### Task statement
Transcribe the whole listing without a single picture.
● ● ● ● ●
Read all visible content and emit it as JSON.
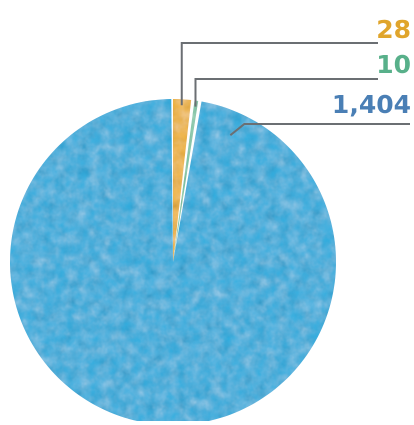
{
  "chart_data": {
    "type": "pie",
    "title": "",
    "slices": [
      {
        "label": "28",
        "value": 28,
        "color": "#f2b53a"
      },
      {
        "label": "10",
        "value": 10,
        "color": "#7cc7a4"
      },
      {
        "label": "1,404",
        "value": 1404,
        "color": "#2faee0"
      }
    ],
    "label_colors": [
      "#e0a52c",
      "#58b08a",
      "#4a7fb5"
    ],
    "leader_color": "#6b6f73",
    "texture": "watercolor-noise"
  }
}
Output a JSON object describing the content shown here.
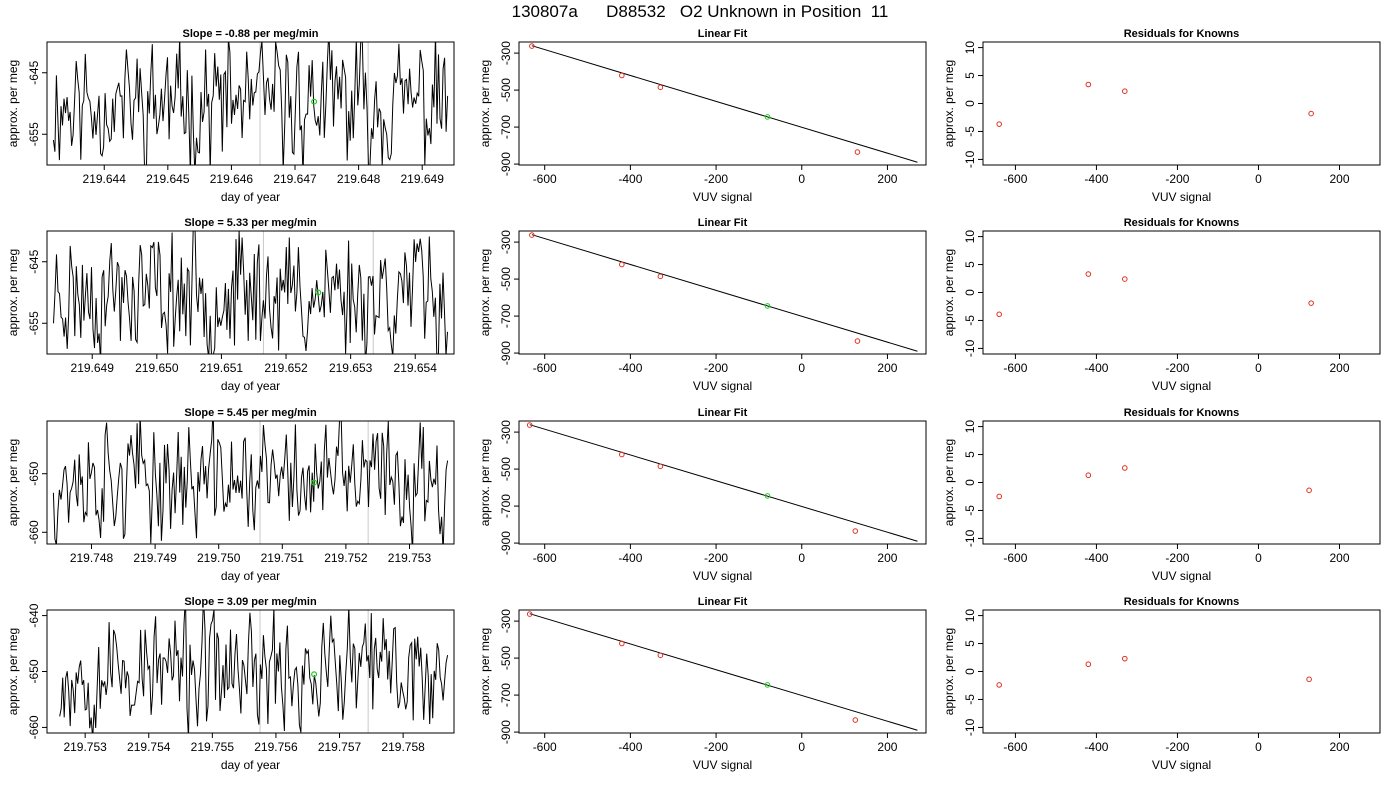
● ● ● ● ●
### Reply
Read all visible content and emit it as JSON.
{
  "chart_data": {
    "type": "pie",
    "title": "",
    "slices": [
      {
        "label": "28",
        "value": 28,
        "color": "#f2b53a"
      },
      {
        "label": "10",
        "value": 10,
        "color": "#7cc7a4"
      },
      {
        "label": "1,404",
        "value": 1404,
        "color": "#2faee0"
      }
    ],
    "label_colors": [
      "#e0a52c",
      "#58b08a",
      "#4a7fb5"
    ],
    "leader_color": "#6b6f73",
    "texture": "watercolor-noise"
  }
}
Output a JSON object describing the content shown here.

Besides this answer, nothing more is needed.